What you have to do ▸ Search the data for the word "title" and copy every line where it occurs.

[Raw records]

********************

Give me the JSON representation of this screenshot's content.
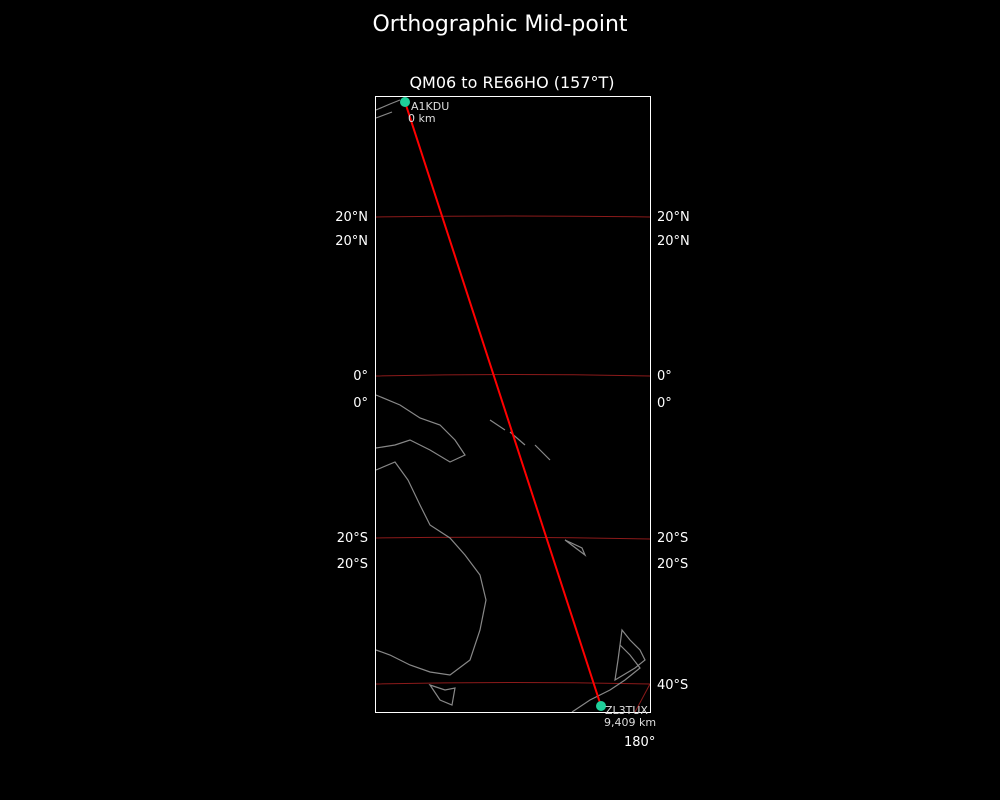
{
  "title": "Orthographic Mid-point",
  "chart_data": {
    "type": "map",
    "title": "QM06 to RE66HO (157°T)",
    "projection": "orthographic",
    "path_color": "#ff0000",
    "marker_color": "#1fcf9a",
    "graticule_color": "#8b1a1a",
    "coast_color": "#888888",
    "start": {
      "label": "A1KDU",
      "distance": "0 km"
    },
    "end": {
      "label": "ZL3TUX",
      "distance": "9,409 km"
    },
    "lat_labels_left": [
      "20°N",
      "20°N",
      "0°",
      "0°",
      "20°S",
      "20°S"
    ],
    "lat_labels_right": [
      "20°N",
      "20°N",
      "0°",
      "0°",
      "20°S",
      "20°S",
      "40°S"
    ],
    "lon_labels": [
      "180°"
    ]
  }
}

********************

The solution ▸
  "title": "Orthographic Mid-point",
    "title": "QM06 to RE66HO (157°T)",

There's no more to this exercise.